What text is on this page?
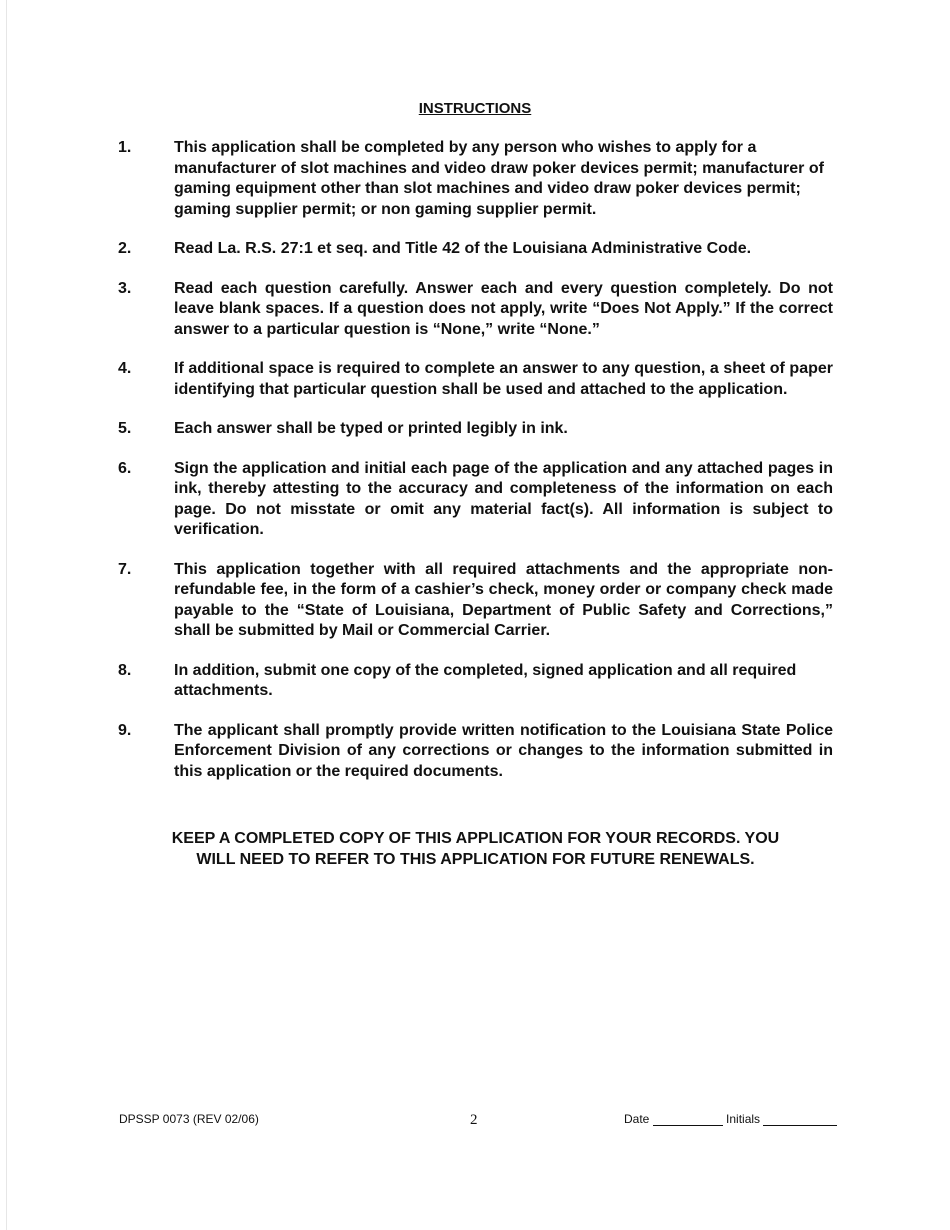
INSTRUCTIONS
1.	This application shall be completed by any person who wishes to apply for a manufacturer of slot machines and video draw poker devices permit; manufacturer of gaming equipment other than slot machines and video draw poker devices permit; gaming supplier permit; or non gaming supplier permit.
2.	Read La. R.S. 27:1 et seq. and Title 42 of the Louisiana Administrative Code.
3.	Read each question carefully. Answer each and every question completely. Do not leave blank spaces. If a question does not apply, write “Does Not Apply.” If the correct answer to a particular question is “None,” write “None.”
4.	If additional space is required to complete an answer to any question, a sheet of paper identifying that particular question shall be used and attached to the application.
5.	Each answer shall be typed or printed legibly in ink.
6.	Sign the application and initial each page of the application and any attached pages in ink, thereby attesting to the accuracy and completeness of the information on each page. Do not misstate or omit any material fact(s). All information is subject to verification.
7.	This application together with all required attachments and the appropriate non- refundable fee, in the form of a cashier’s check, money order or company check made payable to the “State of Louisiana, Department of Public Safety and Corrections,” shall be submitted by Mail or Commercial Carrier.
8.	In addition, submit one copy of the completed, signed application and all required attachments.
9.	The applicant shall promptly provide written notification to the Louisiana State Police Enforcement Division of any corrections or changes to the information submitted in this application or the required documents.
KEEP A COMPLETED COPY OF THIS APPLICATION FOR YOUR RECORDS. YOU
WILL NEED TO REFER TO THIS APPLICATION FOR FUTURE RENEWALS.
DPSSP 0073 (REV 02/06)	2	Date	Initials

WHAT THE TASK REQUIRES: Print the listing above in full, exactly as written. Omit any pictures.

SOLVED PROBLEM:
What text is on this page?
INSTRUCTIONS
1.	This application shall be completed by any person who wishes to apply for a manufacturer of slot machines and video draw poker devices permit; manufacturer of gaming equipment other than slot machines and video draw poker devices permit; gaming supplier permit; or non gaming supplier permit.
2.	Read La. R.S. 27:1 et seq. and Title 42 of the Louisiana Administrative Code.
3.	Read each question carefully. Answer each and every question completely. Do not leave blank spaces. If a question does not apply, write “Does Not Apply.” If the correct answer to a particular question is “None,” write “None.”
4.	If additional space is required to complete an answer to any question, a sheet of paper identifying that particular question shall be used and attached to the application.
5.	Each answer shall be typed or printed legibly in ink.
6.	Sign the application and initial each page of the application and any attached pages in ink, thereby attesting to the accuracy and completeness of the information on each page. Do not misstate or omit any material fact(s). All information is subject to verification.
7.	This application together with all required attachments and the appropriate non- refundable fee, in the form of a cashier’s check, money order or company check made payable to the “State of Louisiana, Department of Public Safety and Corrections,” shall be submitted by Mail or Commercial Carrier.
8.	In addition, submit one copy of the completed, signed application and all required attachments.
9.	The applicant shall promptly provide written notification to the Louisiana State Police Enforcement Division of any corrections or changes to the information submitted in this application or the required documents.
KEEP A COMPLETED COPY OF THIS APPLICATION FOR YOUR RECORDS. YOU
WILL NEED TO REFER TO THIS APPLICATION FOR FUTURE RENEWALS.
DPSSP 0073 (REV 02/06)	2	Date	Initials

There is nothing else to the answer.